[Region boundary data]
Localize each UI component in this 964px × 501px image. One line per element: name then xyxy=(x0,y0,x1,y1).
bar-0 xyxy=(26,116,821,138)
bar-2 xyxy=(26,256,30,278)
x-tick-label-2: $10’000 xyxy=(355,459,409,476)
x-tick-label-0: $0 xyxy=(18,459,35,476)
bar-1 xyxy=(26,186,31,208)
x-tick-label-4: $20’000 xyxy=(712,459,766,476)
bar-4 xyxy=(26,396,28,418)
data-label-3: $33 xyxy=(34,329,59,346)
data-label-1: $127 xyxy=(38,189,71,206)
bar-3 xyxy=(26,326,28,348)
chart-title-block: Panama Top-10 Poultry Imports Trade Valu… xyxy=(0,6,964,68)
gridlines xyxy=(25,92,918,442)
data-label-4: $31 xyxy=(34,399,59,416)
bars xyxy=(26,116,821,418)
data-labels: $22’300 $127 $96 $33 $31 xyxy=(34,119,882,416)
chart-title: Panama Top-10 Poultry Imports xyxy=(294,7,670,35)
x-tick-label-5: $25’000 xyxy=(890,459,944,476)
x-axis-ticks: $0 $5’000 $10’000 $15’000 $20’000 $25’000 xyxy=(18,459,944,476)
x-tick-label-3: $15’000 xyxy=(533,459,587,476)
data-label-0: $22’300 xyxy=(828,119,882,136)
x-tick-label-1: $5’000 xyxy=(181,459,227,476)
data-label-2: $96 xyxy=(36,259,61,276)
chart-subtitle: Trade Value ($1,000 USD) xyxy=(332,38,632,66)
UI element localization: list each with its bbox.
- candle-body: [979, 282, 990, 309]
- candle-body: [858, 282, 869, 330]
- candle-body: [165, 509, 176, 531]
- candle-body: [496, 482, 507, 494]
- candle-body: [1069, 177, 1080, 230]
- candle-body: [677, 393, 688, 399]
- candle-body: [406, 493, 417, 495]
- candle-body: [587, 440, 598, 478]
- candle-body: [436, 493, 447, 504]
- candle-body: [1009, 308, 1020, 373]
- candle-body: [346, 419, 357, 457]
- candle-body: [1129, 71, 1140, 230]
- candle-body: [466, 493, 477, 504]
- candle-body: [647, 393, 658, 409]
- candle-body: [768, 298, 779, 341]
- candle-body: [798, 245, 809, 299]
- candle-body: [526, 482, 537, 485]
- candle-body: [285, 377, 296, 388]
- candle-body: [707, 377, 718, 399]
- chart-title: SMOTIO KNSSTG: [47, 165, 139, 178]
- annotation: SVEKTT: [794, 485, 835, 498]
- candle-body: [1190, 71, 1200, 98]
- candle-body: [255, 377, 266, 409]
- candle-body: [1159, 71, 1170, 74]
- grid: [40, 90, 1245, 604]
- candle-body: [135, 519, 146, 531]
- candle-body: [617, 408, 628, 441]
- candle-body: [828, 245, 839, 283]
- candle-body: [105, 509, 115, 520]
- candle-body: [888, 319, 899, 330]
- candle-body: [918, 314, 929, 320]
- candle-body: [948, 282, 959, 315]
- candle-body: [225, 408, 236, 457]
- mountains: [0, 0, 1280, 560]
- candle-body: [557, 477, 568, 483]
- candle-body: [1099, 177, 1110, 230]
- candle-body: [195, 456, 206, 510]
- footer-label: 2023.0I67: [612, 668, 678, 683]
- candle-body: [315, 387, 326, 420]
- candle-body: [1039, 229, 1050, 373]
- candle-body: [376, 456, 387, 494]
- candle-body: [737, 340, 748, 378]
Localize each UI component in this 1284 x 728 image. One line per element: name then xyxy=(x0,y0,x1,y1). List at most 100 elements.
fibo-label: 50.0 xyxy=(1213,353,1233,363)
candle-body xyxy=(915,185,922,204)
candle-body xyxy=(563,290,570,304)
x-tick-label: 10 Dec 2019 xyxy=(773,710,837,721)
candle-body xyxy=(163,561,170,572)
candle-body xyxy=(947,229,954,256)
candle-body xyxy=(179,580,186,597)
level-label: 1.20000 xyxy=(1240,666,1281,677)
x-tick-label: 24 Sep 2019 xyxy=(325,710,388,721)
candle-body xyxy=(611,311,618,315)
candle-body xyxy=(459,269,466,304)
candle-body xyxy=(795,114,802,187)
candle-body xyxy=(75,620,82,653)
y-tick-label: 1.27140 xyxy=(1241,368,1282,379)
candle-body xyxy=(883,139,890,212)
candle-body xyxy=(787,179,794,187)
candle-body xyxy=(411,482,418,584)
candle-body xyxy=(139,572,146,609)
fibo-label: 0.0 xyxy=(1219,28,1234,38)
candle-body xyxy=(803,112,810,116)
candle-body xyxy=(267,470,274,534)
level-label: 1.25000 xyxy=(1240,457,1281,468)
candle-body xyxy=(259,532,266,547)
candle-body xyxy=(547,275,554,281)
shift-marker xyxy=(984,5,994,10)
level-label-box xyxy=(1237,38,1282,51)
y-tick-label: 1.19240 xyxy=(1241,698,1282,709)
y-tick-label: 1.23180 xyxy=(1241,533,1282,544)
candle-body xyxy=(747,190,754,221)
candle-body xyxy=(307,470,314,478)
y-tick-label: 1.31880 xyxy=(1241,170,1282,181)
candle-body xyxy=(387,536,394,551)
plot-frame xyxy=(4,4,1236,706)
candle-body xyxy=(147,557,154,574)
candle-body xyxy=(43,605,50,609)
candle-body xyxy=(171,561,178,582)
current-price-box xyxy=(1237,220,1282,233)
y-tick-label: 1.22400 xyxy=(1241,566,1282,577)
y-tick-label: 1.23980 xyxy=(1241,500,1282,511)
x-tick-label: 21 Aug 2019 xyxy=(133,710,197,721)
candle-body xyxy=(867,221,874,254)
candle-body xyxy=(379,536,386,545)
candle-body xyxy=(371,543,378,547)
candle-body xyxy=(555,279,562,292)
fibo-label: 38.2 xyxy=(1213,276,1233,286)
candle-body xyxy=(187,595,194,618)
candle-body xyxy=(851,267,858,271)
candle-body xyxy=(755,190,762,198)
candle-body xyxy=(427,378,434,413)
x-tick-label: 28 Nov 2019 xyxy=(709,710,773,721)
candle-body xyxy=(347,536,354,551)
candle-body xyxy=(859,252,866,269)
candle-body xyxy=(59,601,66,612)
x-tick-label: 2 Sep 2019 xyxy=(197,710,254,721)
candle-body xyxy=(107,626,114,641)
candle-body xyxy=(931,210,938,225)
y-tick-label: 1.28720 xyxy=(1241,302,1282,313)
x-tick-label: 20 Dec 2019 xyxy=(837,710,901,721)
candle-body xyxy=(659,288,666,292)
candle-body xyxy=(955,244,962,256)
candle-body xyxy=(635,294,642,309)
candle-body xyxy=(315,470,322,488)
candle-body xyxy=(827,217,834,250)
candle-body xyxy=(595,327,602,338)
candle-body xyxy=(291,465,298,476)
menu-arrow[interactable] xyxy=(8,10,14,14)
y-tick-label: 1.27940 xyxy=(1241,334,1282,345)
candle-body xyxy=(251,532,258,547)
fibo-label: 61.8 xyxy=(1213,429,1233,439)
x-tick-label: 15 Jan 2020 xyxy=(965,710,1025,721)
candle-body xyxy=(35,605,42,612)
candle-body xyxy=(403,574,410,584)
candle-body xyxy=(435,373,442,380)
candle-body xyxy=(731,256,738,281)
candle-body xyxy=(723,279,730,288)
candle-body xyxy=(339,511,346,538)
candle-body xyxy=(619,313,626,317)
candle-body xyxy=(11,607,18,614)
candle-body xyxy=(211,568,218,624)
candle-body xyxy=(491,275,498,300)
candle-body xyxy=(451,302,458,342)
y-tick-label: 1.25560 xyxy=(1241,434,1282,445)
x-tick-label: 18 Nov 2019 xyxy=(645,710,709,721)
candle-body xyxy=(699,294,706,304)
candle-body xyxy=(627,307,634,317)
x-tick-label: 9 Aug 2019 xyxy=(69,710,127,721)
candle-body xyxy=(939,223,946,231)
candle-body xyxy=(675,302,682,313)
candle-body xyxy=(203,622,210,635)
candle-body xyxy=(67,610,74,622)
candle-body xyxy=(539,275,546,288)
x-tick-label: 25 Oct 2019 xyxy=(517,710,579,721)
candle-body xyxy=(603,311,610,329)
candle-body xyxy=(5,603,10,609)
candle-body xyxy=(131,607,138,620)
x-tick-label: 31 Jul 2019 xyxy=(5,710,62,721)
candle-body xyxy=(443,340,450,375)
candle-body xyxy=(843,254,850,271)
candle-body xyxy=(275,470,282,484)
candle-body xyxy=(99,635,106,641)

### WHAT TO PRODUCE
Copy the rows word for word, starting with the first row and ending with the row containing "data-label-3: $33 xyxy=(34,329,59,346)", including that row.

### COMPLETE OUTPUT
Localize each UI component in this 964px × 501px image. One line per element: name then xyxy=(x0,y0,x1,y1).
bar-0 xyxy=(26,116,821,138)
bar-2 xyxy=(26,256,30,278)
x-tick-label-2: $10’000 xyxy=(355,459,409,476)
x-tick-label-0: $0 xyxy=(18,459,35,476)
bar-1 xyxy=(26,186,31,208)
x-tick-label-4: $20’000 xyxy=(712,459,766,476)
bar-4 xyxy=(26,396,28,418)
data-label-3: $33 xyxy=(34,329,59,346)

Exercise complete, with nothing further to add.